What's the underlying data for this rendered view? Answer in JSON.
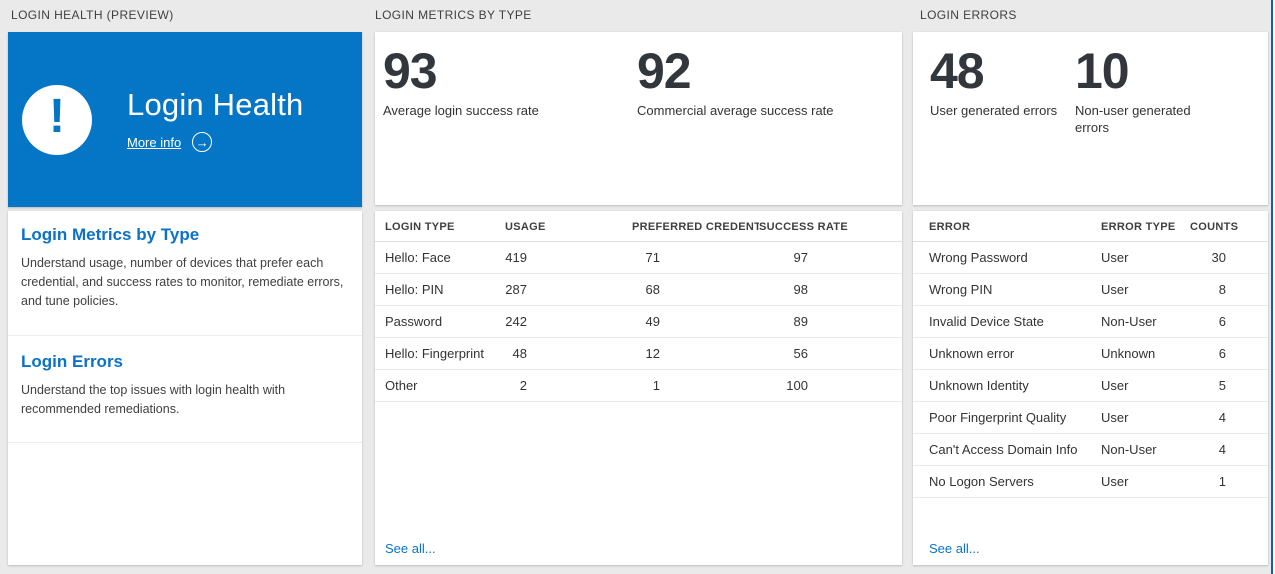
{
  "theme": {
    "page_bg": "#eaeaea",
    "accent_blue": "#0576c5",
    "link_blue": "#0b72c6",
    "dark_text": "#32373d",
    "edge_blue": "#1a6197"
  },
  "icons": {
    "exclamation_glyph": "!",
    "arrow_glyph": "→"
  },
  "health": {
    "header": "LOGIN HEALTH (PREVIEW)",
    "tile": {
      "title": "Login Health",
      "more_info_label": "More info"
    },
    "sections": [
      {
        "title": "Login Metrics by Type",
        "description": "Understand usage, number of devices that prefer each credential, and success rates to monitor, remediate errors, and tune policies."
      },
      {
        "title": "Login Errors",
        "description": "Understand the top issues with login health with recommended remediations."
      }
    ]
  },
  "metrics": {
    "header": "LOGIN METRICS BY TYPE",
    "stats": [
      {
        "value": "93",
        "label": "Average login success rate"
      },
      {
        "value": "92",
        "label": "Commercial average success rate"
      }
    ],
    "table": {
      "columns": [
        "LOGIN TYPE",
        "USAGE",
        "PREFERRED CREDENTIAL",
        "SUCCESS RATE"
      ],
      "rows": [
        [
          "Hello: Face",
          "419",
          "71",
          "97"
        ],
        [
          "Hello: PIN",
          "287",
          "68",
          "98"
        ],
        [
          "Password",
          "242",
          "49",
          "89"
        ],
        [
          "Hello: Fingerprint",
          "48",
          "12",
          "56"
        ],
        [
          "Other",
          "2",
          "1",
          "100"
        ]
      ]
    },
    "see_all_label": "See all..."
  },
  "errors": {
    "header": "LOGIN ERRORS",
    "stats": [
      {
        "value": "48",
        "label": "User generated errors"
      },
      {
        "value": "10",
        "label": "Non-user generated errors"
      }
    ],
    "table": {
      "columns": [
        "ERROR",
        "ERROR TYPE",
        "COUNTS"
      ],
      "rows": [
        [
          "Wrong Password",
          "User",
          "30"
        ],
        [
          "Wrong PIN",
          "User",
          "8"
        ],
        [
          "Invalid Device State",
          "Non-User",
          "6"
        ],
        [
          "Unknown error",
          "Unknown",
          "6"
        ],
        [
          "Unknown Identity",
          "User",
          "5"
        ],
        [
          "Poor Fingerprint Quality",
          "User",
          "4"
        ],
        [
          "Can't Access Domain Info",
          "Non-User",
          "4"
        ],
        [
          "No Logon Servers",
          "User",
          "1"
        ]
      ]
    },
    "see_all_label": "See all..."
  }
}
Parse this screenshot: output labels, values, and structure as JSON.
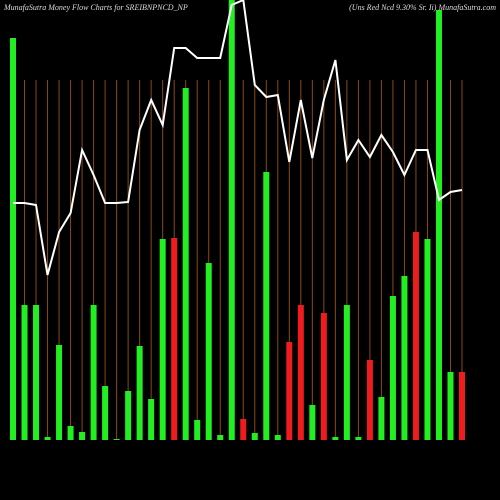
{
  "chart_data": {
    "type": "bar",
    "title": "MunafaSutra  Money Flow  Charts for SREIBNPNCD_NP",
    "subtitle": "(Uns Red Ncd 9.30% Sr. Ii) MunafaSutra.com",
    "categories": [
      null,
      null,
      null,
      null,
      null,
      null,
      null,
      null,
      null,
      null,
      null,
      null,
      null,
      null,
      null,
      null,
      null,
      null,
      null,
      null,
      null,
      null,
      null,
      null,
      null,
      null,
      null,
      null,
      null,
      null,
      null,
      null,
      null,
      null,
      null,
      null,
      null,
      null,
      null,
      null
    ],
    "ylim": [
      0,
      440
    ],
    "grid_color": "#8b4a14",
    "series": [
      {
        "type": "bar",
        "values": [
          402,
          135,
          135,
          3,
          95,
          14,
          8,
          135,
          54,
          1,
          49,
          94,
          41,
          201,
          202,
          352,
          20,
          177,
          5,
          440,
          21,
          7,
          268,
          5,
          98,
          135,
          35,
          127,
          3,
          135,
          3,
          80,
          43,
          144,
          164,
          208,
          201,
          430,
          68,
          68
        ],
        "colors": [
          "#22ee22",
          "#22ee22",
          "#22ee22",
          "#22ee22",
          "#22ee22",
          "#22ee22",
          "#22ee22",
          "#22ee22",
          "#22ee22",
          "#22ee22",
          "#22ee22",
          "#22ee22",
          "#22ee22",
          "#22ee22",
          "#ee1c1c",
          "#22ee22",
          "#22ee22",
          "#22ee22",
          "#22ee22",
          "#22ee22",
          "#ee1c1c",
          "#22ee22",
          "#22ee22",
          "#22ee22",
          "#ee1c1c",
          "#ee1c1c",
          "#22ee22",
          "#ee1c1c",
          "#22ee22",
          "#22ee22",
          "#22ee22",
          "#ee1c1c",
          "#22ee22",
          "#22ee22",
          "#22ee22",
          "#ee1c1c",
          "#22ee22",
          "#22ee22",
          "#22ee22",
          "#ee1c1c"
        ]
      },
      {
        "type": "line",
        "color": "#ffffff",
        "values": [
          237,
          237,
          235,
          165,
          208,
          227,
          290,
          265,
          237,
          237,
          238,
          310,
          340,
          315,
          392,
          392,
          382,
          382,
          382,
          435,
          440,
          355,
          343,
          345,
          278,
          340,
          282,
          340,
          380,
          280,
          300,
          283,
          305,
          288,
          265,
          290,
          290,
          240,
          248,
          250
        ]
      }
    ]
  }
}
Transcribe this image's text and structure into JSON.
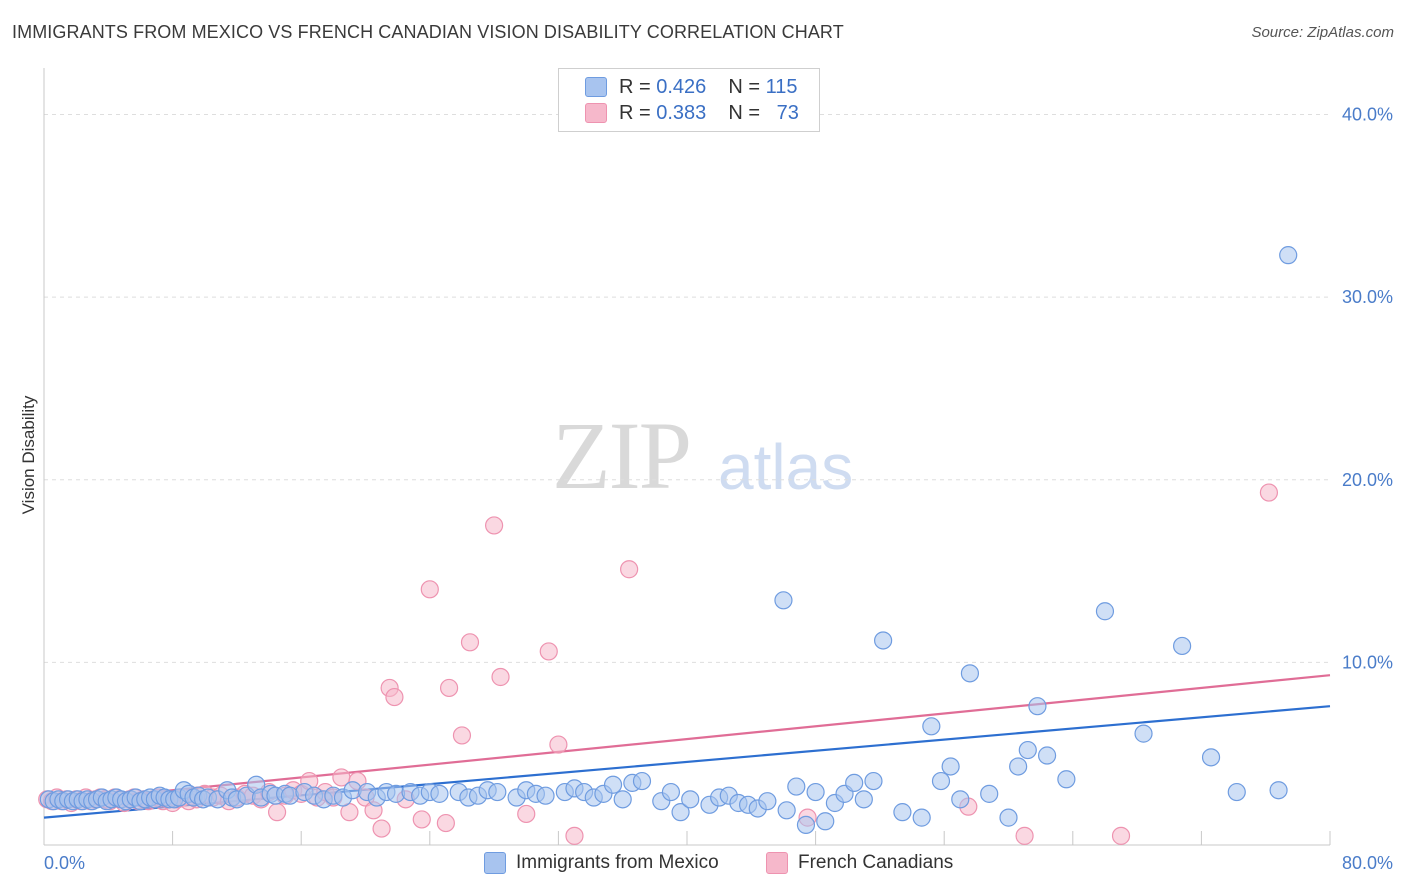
{
  "title": "IMMIGRANTS FROM MEXICO VS FRENCH CANADIAN VISION DISABILITY CORRELATION CHART",
  "source": "Source: ZipAtlas.com",
  "watermark": {
    "zip": "ZIP",
    "atlas": "atlas"
  },
  "legend": {
    "r_label": "R =",
    "n_label": "N =",
    "rows": [
      {
        "r": "0.426",
        "n": "115",
        "color": "#a8c4ef"
      },
      {
        "r": "0.383",
        "n": "73",
        "color": "#f6b8cb"
      }
    ]
  },
  "bottom_legend": [
    {
      "label": "Immigrants from Mexico",
      "color": "#a8c4ef"
    },
    {
      "label": "French Canadians",
      "color": "#f6b8cb"
    }
  ],
  "chart_data": {
    "type": "scatter",
    "title": "IMMIGRANTS FROM MEXICO VS FRENCH CANADIAN VISION DISABILITY CORRELATION CHART",
    "xlabel": "",
    "ylabel": "Vision Disability",
    "xlim": [
      0,
      80
    ],
    "ylim": [
      0,
      42
    ],
    "x_tick_labels": [
      "0.0%",
      "80.0%"
    ],
    "y_ticks": [
      10,
      20,
      30,
      40
    ],
    "y_tick_labels": [
      "10.0%",
      "20.0%",
      "30.0%",
      "40.0%"
    ],
    "grid": true,
    "series": [
      {
        "name": "Immigrants from Mexico",
        "color": "#6f9ce0",
        "fill": "#a8c4ef",
        "trend": {
          "x": [
            0,
            80
          ],
          "y": [
            1.5,
            7.6
          ],
          "color": "#2d6fd0"
        },
        "points": [
          [
            0.3,
            2.5
          ],
          [
            0.6,
            2.4
          ],
          [
            0.9,
            2.5
          ],
          [
            1.2,
            2.4
          ],
          [
            1.5,
            2.5
          ],
          [
            1.8,
            2.4
          ],
          [
            2.1,
            2.5
          ],
          [
            2.4,
            2.4
          ],
          [
            2.7,
            2.5
          ],
          [
            3.0,
            2.4
          ],
          [
            3.3,
            2.5
          ],
          [
            3.6,
            2.6
          ],
          [
            3.9,
            2.4
          ],
          [
            4.2,
            2.5
          ],
          [
            4.5,
            2.6
          ],
          [
            4.8,
            2.5
          ],
          [
            5.1,
            2.4
          ],
          [
            5.4,
            2.5
          ],
          [
            5.7,
            2.6
          ],
          [
            6.0,
            2.4
          ],
          [
            6.3,
            2.5
          ],
          [
            6.6,
            2.6
          ],
          [
            6.9,
            2.5
          ],
          [
            7.2,
            2.7
          ],
          [
            7.5,
            2.6
          ],
          [
            7.8,
            2.5
          ],
          [
            8.1,
            2.5
          ],
          [
            8.4,
            2.6
          ],
          [
            8.7,
            3.0
          ],
          [
            9.0,
            2.8
          ],
          [
            9.3,
            2.6
          ],
          [
            9.6,
            2.7
          ],
          [
            9.9,
            2.5
          ],
          [
            10.2,
            2.6
          ],
          [
            10.8,
            2.5
          ],
          [
            11.4,
            3.0
          ],
          [
            11.7,
            2.6
          ],
          [
            12.0,
            2.5
          ],
          [
            12.6,
            2.7
          ],
          [
            13.2,
            3.3
          ],
          [
            13.5,
            2.6
          ],
          [
            14.1,
            2.8
          ],
          [
            14.4,
            2.7
          ],
          [
            15.0,
            2.8
          ],
          [
            15.3,
            2.7
          ],
          [
            16.2,
            2.9
          ],
          [
            16.8,
            2.7
          ],
          [
            17.4,
            2.5
          ],
          [
            18.0,
            2.7
          ],
          [
            18.6,
            2.6
          ],
          [
            19.2,
            3.0
          ],
          [
            20.1,
            2.9
          ],
          [
            20.7,
            2.6
          ],
          [
            21.3,
            2.9
          ],
          [
            21.9,
            2.8
          ],
          [
            22.8,
            2.9
          ],
          [
            23.4,
            2.7
          ],
          [
            24.0,
            2.9
          ],
          [
            24.6,
            2.8
          ],
          [
            25.8,
            2.9
          ],
          [
            26.4,
            2.6
          ],
          [
            27.0,
            2.7
          ],
          [
            27.6,
            3.0
          ],
          [
            28.2,
            2.9
          ],
          [
            29.4,
            2.6
          ],
          [
            30.0,
            3.0
          ],
          [
            30.6,
            2.8
          ],
          [
            31.2,
            2.7
          ],
          [
            32.4,
            2.9
          ],
          [
            33.0,
            3.1
          ],
          [
            33.6,
            2.9
          ],
          [
            34.2,
            2.6
          ],
          [
            34.8,
            2.8
          ],
          [
            35.4,
            3.3
          ],
          [
            36.0,
            2.5
          ],
          [
            36.6,
            3.4
          ],
          [
            37.2,
            3.5
          ],
          [
            38.4,
            2.4
          ],
          [
            39.0,
            2.9
          ],
          [
            39.6,
            1.8
          ],
          [
            40.2,
            2.5
          ],
          [
            41.4,
            2.2
          ],
          [
            42.0,
            2.6
          ],
          [
            42.6,
            2.7
          ],
          [
            43.2,
            2.3
          ],
          [
            43.8,
            2.2
          ],
          [
            44.4,
            2.0
          ],
          [
            45.0,
            2.4
          ],
          [
            46.2,
            1.9
          ],
          [
            46.8,
            3.2
          ],
          [
            47.4,
            1.1
          ],
          [
            48.0,
            2.9
          ],
          [
            48.6,
            1.3
          ],
          [
            49.2,
            2.3
          ],
          [
            49.8,
            2.8
          ],
          [
            50.4,
            3.4
          ],
          [
            51.0,
            2.5
          ],
          [
            51.6,
            3.5
          ],
          [
            52.2,
            11.2
          ],
          [
            53.4,
            1.8
          ],
          [
            54.6,
            1.5
          ],
          [
            55.2,
            6.5
          ],
          [
            55.8,
            3.5
          ],
          [
            56.4,
            4.3
          ],
          [
            57.0,
            2.5
          ],
          [
            57.6,
            9.4
          ],
          [
            58.8,
            2.8
          ],
          [
            60.0,
            1.5
          ],
          [
            60.6,
            4.3
          ],
          [
            61.2,
            5.2
          ],
          [
            61.8,
            7.6
          ],
          [
            62.4,
            4.9
          ],
          [
            63.6,
            3.6
          ],
          [
            66.0,
            12.8
          ],
          [
            68.4,
            6.1
          ],
          [
            70.8,
            10.9
          ],
          [
            72.6,
            4.8
          ],
          [
            74.2,
            2.9
          ],
          [
            76.8,
            3.0
          ],
          [
            77.4,
            32.3
          ],
          [
            46.0,
            13.4
          ]
        ]
      },
      {
        "name": "French Canadians",
        "color": "#ee93b0",
        "fill": "#f6b8cb",
        "trend": {
          "x": [
            0,
            80
          ],
          "y": [
            2.3,
            9.3
          ],
          "color": "#e06d96"
        },
        "points": [
          [
            0.2,
            2.5
          ],
          [
            0.5,
            2.4
          ],
          [
            0.8,
            2.6
          ],
          [
            1.1,
            2.4
          ],
          [
            1.4,
            2.5
          ],
          [
            1.7,
            2.3
          ],
          [
            2.0,
            2.5
          ],
          [
            2.3,
            2.4
          ],
          [
            2.6,
            2.6
          ],
          [
            2.9,
            2.4
          ],
          [
            3.2,
            2.5
          ],
          [
            3.5,
            2.6
          ],
          [
            3.8,
            2.5
          ],
          [
            4.1,
            2.4
          ],
          [
            4.4,
            2.6
          ],
          [
            4.7,
            2.5
          ],
          [
            5.0,
            2.3
          ],
          [
            5.3,
            2.5
          ],
          [
            5.6,
            2.6
          ],
          [
            5.9,
            2.4
          ],
          [
            6.2,
            2.5
          ],
          [
            6.5,
            2.4
          ],
          [
            6.8,
            2.5
          ],
          [
            7.1,
            2.6
          ],
          [
            7.4,
            2.4
          ],
          [
            7.7,
            2.5
          ],
          [
            8.0,
            2.3
          ],
          [
            8.3,
            2.5
          ],
          [
            8.6,
            2.6
          ],
          [
            9.0,
            2.4
          ],
          [
            9.5,
            2.5
          ],
          [
            10.0,
            2.8
          ],
          [
            10.5,
            2.6
          ],
          [
            11.0,
            2.7
          ],
          [
            11.5,
            2.4
          ],
          [
            12.0,
            2.6
          ],
          [
            12.5,
            2.8
          ],
          [
            13.0,
            2.7
          ],
          [
            13.5,
            2.5
          ],
          [
            14.0,
            2.9
          ],
          [
            14.5,
            1.8
          ],
          [
            15.0,
            2.7
          ],
          [
            15.5,
            3.0
          ],
          [
            16.0,
            2.8
          ],
          [
            16.5,
            3.5
          ],
          [
            17.0,
            2.6
          ],
          [
            17.5,
            2.9
          ],
          [
            18.0,
            2.6
          ],
          [
            18.5,
            3.7
          ],
          [
            19.0,
            1.8
          ],
          [
            19.5,
            3.5
          ],
          [
            20.0,
            2.6
          ],
          [
            20.5,
            1.9
          ],
          [
            21.0,
            0.9
          ],
          [
            21.5,
            8.6
          ],
          [
            21.8,
            8.1
          ],
          [
            22.5,
            2.5
          ],
          [
            23.5,
            1.4
          ],
          [
            24.0,
            14.0
          ],
          [
            25.0,
            1.2
          ],
          [
            25.2,
            8.6
          ],
          [
            26.0,
            6.0
          ],
          [
            26.5,
            11.1
          ],
          [
            28.0,
            17.5
          ],
          [
            28.4,
            9.2
          ],
          [
            30.0,
            1.7
          ],
          [
            31.4,
            10.6
          ],
          [
            32.0,
            5.5
          ],
          [
            33.0,
            0.5
          ],
          [
            36.4,
            15.1
          ],
          [
            47.5,
            1.5
          ],
          [
            57.5,
            2.1
          ],
          [
            61.0,
            0.5
          ],
          [
            67.0,
            0.5
          ],
          [
            76.2,
            19.3
          ]
        ]
      }
    ]
  }
}
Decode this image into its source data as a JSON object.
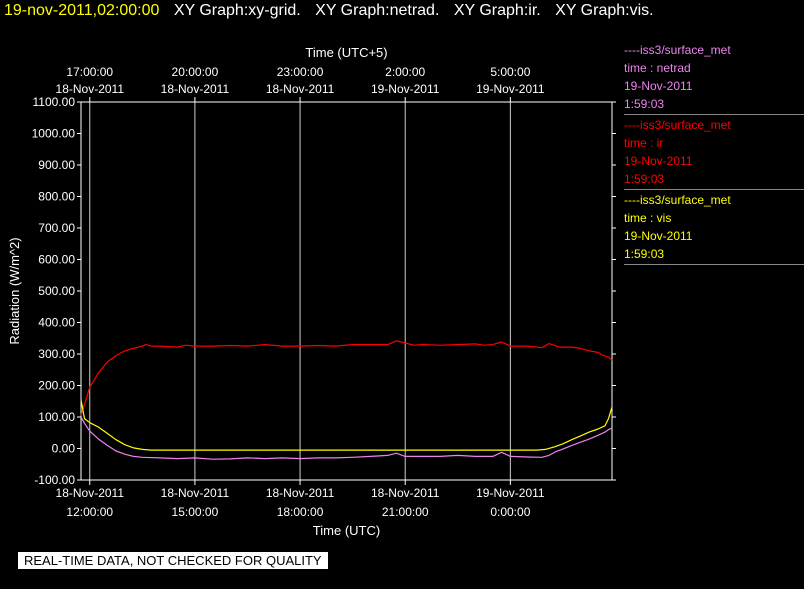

Set exercise:
State the number of lines in the records that contain the string "generated", and nothing more.

Response to the task:
2